======== Record extracts ========
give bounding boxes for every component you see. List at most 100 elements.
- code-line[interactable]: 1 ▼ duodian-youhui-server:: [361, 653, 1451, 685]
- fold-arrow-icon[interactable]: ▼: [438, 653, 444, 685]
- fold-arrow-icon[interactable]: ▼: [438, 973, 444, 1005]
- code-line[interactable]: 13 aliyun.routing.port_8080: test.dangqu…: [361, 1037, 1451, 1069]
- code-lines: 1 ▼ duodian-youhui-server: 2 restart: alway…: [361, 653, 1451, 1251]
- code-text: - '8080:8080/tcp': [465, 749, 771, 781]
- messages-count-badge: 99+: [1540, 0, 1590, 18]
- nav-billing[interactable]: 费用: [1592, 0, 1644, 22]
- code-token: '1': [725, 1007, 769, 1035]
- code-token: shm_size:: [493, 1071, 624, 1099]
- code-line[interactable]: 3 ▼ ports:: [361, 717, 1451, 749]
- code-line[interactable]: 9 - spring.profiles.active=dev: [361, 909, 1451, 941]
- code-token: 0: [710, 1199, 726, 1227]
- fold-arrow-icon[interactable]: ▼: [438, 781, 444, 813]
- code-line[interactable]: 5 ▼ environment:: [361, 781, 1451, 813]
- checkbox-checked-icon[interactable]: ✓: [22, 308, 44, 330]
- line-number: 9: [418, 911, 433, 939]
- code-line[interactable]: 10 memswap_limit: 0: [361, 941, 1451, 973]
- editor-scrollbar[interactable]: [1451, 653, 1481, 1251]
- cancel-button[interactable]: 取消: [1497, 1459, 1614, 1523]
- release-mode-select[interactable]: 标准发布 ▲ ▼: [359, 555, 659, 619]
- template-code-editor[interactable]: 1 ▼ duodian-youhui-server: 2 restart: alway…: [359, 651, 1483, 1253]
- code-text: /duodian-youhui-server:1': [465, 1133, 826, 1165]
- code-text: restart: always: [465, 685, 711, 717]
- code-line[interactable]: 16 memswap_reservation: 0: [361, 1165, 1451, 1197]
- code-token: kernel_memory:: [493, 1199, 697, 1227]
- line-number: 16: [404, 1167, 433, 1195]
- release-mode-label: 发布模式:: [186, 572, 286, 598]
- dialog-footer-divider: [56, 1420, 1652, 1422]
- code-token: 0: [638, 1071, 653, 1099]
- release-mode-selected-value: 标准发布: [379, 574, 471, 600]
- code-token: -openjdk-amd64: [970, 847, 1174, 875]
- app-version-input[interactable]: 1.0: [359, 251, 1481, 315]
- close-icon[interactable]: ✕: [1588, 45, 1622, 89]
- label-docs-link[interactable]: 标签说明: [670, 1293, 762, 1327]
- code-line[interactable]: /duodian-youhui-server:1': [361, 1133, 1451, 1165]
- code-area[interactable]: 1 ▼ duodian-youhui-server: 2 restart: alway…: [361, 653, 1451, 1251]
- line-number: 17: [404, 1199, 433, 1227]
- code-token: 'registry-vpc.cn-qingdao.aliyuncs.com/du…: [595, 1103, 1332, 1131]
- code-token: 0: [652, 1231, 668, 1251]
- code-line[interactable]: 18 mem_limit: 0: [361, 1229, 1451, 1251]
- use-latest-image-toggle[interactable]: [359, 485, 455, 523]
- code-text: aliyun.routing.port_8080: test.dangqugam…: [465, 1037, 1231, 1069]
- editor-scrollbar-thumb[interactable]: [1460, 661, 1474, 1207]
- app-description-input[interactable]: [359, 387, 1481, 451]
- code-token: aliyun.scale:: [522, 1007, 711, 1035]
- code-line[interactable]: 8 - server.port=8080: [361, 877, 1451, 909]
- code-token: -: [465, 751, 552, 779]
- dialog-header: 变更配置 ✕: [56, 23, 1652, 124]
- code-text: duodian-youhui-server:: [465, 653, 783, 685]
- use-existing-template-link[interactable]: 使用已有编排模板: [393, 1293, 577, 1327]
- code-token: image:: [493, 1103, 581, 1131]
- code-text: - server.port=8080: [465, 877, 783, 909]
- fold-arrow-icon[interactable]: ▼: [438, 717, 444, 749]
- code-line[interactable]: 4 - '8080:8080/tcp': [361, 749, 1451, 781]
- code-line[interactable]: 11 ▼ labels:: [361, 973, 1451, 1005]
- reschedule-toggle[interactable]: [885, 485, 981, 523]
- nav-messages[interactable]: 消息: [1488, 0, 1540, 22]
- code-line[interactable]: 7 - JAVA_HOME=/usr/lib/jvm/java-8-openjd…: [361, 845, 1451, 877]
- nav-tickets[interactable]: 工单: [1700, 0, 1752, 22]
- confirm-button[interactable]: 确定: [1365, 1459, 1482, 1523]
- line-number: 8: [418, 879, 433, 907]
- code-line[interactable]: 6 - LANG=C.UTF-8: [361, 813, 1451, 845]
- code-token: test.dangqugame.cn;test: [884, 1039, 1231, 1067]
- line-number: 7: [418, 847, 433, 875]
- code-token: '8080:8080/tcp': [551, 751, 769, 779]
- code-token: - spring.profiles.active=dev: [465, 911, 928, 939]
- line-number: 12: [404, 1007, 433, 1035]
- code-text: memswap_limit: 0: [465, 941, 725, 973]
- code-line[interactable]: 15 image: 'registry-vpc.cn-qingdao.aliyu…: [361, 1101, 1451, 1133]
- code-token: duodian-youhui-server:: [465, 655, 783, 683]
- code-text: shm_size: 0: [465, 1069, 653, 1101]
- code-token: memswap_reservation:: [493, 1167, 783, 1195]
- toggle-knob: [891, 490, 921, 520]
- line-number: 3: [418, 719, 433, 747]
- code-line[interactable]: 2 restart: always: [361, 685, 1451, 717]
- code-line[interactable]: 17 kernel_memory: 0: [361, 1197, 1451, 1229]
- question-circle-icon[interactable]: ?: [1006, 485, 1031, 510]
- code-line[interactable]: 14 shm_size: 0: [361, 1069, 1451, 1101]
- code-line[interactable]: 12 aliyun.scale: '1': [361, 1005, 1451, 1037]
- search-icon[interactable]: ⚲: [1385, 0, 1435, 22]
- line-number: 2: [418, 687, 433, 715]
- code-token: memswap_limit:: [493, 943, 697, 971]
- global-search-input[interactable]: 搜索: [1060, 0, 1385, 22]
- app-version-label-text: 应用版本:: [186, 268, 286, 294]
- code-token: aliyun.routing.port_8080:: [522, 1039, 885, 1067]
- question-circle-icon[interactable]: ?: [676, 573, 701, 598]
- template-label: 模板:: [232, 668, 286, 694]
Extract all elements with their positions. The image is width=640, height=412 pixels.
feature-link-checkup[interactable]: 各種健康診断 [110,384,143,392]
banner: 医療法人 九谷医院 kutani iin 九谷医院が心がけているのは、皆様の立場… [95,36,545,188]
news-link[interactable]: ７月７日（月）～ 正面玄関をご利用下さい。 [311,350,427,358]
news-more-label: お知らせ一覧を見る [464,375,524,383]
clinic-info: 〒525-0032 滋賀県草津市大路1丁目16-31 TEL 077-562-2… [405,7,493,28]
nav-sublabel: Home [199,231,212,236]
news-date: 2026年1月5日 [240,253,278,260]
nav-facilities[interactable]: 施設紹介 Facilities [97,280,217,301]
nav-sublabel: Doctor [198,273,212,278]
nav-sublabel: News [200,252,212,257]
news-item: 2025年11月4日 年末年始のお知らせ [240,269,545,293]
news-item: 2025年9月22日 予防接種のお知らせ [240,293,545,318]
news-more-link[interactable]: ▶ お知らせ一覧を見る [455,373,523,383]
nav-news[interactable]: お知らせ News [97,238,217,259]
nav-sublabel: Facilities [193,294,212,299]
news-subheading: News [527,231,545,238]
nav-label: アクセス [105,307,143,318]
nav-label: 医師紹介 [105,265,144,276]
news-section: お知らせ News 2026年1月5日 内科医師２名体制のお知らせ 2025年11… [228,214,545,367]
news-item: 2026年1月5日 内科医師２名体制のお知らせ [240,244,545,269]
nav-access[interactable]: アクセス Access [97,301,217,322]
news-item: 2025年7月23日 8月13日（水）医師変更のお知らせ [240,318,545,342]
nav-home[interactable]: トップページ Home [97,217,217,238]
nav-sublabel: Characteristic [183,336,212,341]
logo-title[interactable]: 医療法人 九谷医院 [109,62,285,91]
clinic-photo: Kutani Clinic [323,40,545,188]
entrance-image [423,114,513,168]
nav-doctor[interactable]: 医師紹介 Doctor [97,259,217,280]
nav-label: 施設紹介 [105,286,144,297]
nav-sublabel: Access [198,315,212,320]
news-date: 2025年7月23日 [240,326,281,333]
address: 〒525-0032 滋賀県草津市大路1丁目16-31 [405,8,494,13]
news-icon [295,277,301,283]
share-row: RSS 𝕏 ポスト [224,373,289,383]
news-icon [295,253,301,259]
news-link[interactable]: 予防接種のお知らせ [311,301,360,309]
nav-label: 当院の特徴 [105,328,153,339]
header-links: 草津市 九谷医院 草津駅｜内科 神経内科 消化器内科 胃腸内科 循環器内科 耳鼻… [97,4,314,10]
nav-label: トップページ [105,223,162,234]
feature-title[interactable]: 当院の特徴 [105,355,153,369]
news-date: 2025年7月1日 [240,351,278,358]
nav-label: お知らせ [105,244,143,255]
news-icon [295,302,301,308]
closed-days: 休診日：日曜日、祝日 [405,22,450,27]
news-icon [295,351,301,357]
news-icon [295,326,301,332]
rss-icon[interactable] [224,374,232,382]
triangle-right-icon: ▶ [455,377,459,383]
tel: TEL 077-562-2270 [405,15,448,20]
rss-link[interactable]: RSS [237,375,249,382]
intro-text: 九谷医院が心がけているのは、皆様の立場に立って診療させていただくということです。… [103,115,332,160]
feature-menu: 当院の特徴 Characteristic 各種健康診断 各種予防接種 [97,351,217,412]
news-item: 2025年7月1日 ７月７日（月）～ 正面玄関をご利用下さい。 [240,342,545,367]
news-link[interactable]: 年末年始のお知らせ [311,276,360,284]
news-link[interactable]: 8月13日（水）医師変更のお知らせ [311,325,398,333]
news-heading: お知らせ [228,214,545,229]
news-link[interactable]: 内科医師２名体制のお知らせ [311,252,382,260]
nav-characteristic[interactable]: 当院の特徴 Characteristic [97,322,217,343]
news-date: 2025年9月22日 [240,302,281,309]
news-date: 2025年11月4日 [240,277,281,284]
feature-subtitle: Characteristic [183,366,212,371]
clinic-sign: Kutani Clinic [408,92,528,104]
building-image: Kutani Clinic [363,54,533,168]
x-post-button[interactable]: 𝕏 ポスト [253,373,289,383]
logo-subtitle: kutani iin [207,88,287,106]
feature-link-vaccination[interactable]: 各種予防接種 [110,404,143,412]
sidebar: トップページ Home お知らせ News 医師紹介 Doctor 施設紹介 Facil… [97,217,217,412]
========
- Do this
From the start of the listing through the line with "- editor-scrollbar[interactable]: [1451, 653, 1481, 1251]", swap "fold-arrow-icon" for "collapse-arrow-icon" and give those lines again with nothing else changed.

- Response
give bounding boxes for every component you see. List at most 100 elements.
- code-line[interactable]: 1 ▼ duodian-youhui-server:: [361, 653, 1451, 685]
- collapse-arrow-icon[interactable]: ▼: [438, 653, 444, 685]
- collapse-arrow-icon[interactable]: ▼: [438, 973, 444, 1005]
- code-line[interactable]: 13 aliyun.routing.port_8080: test.dangqu…: [361, 1037, 1451, 1069]
- code-lines: 1 ▼ duodian-youhui-server: 2 restart: alway…: [361, 653, 1451, 1251]
- code-text: - '8080:8080/tcp': [465, 749, 771, 781]
- messages-count-badge: 99+: [1540, 0, 1590, 18]
- nav-billing[interactable]: 费用: [1592, 0, 1644, 22]
- code-token: '1': [725, 1007, 769, 1035]
- code-token: shm_size:: [493, 1071, 624, 1099]
- code-line[interactable]: 3 ▼ ports:: [361, 717, 1451, 749]
- code-line[interactable]: 9 - spring.profiles.active=dev: [361, 909, 1451, 941]
- code-token: 0: [710, 1199, 726, 1227]
- collapse-arrow-icon[interactable]: ▼: [438, 781, 444, 813]
- code-line[interactable]: 5 ▼ environment:: [361, 781, 1451, 813]
- checkbox-checked-icon[interactable]: ✓: [22, 308, 44, 330]
- line-number: 9: [418, 911, 433, 939]
- code-line[interactable]: 10 memswap_limit: 0: [361, 941, 1451, 973]
- editor-scrollbar[interactable]: [1451, 653, 1481, 1251]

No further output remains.